AIM => Find each line with "true" and copy it.

[Excerpt from a dataset]
..............................
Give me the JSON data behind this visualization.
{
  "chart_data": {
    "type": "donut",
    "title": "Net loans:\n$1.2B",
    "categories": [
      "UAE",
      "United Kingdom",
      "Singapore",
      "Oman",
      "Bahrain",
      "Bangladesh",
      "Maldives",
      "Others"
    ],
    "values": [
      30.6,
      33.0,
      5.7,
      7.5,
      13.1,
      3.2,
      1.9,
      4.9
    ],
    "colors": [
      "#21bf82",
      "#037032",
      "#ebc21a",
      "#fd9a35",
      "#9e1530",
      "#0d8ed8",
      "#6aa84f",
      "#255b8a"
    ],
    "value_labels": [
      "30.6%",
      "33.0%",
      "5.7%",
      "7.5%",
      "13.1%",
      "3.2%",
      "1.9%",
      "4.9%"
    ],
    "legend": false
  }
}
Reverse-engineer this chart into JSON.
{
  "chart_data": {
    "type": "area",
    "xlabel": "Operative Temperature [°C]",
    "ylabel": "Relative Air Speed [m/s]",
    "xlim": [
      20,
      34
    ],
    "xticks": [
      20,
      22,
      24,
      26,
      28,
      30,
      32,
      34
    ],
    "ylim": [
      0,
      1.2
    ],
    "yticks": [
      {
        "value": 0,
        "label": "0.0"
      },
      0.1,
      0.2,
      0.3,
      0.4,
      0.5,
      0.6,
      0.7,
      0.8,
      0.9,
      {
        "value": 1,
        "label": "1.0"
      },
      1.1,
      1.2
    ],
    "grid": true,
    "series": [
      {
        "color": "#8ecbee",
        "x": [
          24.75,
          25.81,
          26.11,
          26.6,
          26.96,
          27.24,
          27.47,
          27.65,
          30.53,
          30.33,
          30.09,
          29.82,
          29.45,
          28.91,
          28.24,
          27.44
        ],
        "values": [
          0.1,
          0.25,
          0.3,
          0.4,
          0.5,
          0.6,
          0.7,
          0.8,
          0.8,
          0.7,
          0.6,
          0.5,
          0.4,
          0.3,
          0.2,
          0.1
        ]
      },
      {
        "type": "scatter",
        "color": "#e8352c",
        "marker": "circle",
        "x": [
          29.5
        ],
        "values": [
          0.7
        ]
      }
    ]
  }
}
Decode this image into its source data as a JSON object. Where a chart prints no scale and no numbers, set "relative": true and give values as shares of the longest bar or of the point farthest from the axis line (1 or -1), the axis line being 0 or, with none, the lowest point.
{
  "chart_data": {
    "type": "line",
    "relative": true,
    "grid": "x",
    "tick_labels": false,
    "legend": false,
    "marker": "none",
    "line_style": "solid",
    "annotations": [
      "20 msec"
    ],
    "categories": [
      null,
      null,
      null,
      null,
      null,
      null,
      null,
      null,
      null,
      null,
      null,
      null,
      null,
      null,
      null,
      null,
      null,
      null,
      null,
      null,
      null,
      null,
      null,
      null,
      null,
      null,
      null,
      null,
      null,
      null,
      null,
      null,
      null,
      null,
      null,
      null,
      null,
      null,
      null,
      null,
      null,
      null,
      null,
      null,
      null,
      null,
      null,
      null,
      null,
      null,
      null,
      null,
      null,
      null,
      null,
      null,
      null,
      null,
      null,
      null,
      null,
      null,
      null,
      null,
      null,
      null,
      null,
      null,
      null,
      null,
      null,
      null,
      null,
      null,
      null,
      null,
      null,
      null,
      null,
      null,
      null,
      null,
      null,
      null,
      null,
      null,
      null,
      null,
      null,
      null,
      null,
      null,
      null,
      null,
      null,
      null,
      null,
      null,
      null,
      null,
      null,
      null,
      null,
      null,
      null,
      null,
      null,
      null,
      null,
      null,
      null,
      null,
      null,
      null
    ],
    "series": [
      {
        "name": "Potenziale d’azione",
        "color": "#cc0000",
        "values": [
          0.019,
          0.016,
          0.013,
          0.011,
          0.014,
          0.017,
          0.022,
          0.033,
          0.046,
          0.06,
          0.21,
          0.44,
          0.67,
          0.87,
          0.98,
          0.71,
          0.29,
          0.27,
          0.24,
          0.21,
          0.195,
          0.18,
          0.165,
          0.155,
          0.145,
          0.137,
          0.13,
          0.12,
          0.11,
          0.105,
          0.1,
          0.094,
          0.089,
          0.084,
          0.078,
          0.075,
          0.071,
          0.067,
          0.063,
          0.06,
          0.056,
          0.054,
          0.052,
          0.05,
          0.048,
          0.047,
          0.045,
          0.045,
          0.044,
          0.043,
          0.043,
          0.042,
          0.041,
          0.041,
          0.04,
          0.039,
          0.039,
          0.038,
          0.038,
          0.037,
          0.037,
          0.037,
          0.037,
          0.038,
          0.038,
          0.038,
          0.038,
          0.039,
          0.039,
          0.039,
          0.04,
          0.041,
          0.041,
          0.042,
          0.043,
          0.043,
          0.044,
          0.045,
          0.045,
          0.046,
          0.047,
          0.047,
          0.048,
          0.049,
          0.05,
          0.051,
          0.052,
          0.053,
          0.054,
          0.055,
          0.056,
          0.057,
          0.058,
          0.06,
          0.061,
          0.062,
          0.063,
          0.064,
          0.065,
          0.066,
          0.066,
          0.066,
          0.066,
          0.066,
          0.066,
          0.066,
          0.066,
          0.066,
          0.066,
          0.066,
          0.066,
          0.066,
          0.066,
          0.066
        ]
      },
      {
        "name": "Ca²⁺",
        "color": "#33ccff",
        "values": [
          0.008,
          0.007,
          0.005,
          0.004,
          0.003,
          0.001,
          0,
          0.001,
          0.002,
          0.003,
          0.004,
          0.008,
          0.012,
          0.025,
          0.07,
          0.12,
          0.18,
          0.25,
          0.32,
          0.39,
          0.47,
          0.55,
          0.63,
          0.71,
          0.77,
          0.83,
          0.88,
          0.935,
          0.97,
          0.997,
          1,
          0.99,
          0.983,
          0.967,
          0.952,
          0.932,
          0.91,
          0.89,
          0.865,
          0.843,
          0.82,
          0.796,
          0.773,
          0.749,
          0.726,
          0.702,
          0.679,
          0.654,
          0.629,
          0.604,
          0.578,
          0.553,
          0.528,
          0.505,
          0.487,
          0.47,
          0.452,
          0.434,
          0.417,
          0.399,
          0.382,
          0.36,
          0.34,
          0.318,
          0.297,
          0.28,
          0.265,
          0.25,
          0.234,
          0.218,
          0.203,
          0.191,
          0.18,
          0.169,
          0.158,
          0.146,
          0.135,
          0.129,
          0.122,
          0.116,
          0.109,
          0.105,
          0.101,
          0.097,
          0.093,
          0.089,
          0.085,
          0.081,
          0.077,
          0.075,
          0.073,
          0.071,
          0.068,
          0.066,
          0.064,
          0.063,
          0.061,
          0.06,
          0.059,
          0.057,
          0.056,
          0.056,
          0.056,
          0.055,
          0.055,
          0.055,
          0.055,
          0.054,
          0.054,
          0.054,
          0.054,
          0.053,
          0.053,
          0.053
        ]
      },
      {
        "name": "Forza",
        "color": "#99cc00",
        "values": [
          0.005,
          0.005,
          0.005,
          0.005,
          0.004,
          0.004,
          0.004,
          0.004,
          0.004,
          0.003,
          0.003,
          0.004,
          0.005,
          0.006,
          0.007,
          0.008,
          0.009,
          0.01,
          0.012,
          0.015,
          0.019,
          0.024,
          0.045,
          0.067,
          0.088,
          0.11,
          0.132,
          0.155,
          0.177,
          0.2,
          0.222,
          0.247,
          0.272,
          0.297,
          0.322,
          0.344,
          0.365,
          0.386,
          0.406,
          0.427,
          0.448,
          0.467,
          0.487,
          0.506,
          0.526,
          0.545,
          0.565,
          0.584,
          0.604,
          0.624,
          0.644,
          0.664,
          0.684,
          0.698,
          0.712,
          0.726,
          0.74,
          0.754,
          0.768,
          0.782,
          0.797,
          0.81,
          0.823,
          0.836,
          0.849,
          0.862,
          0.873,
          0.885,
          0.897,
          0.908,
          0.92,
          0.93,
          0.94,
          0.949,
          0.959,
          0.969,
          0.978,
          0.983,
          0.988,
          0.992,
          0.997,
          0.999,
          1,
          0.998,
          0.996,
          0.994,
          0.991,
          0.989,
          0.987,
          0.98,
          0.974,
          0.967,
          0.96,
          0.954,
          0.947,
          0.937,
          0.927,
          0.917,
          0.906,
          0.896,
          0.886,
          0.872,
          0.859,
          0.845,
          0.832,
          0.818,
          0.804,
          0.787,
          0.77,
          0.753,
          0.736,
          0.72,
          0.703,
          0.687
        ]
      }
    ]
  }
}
..............................
FINAL RESULT =>
    "grid": true,
Decode this image into its source data as a JSON object. Where a chart prints no scale and no numbers, set "relative": true and give values as shares of the longest bar or of the point farthest from the axis line (1 or -1), the axis line being 0 or, with none, the lowest point.
    "relative": true,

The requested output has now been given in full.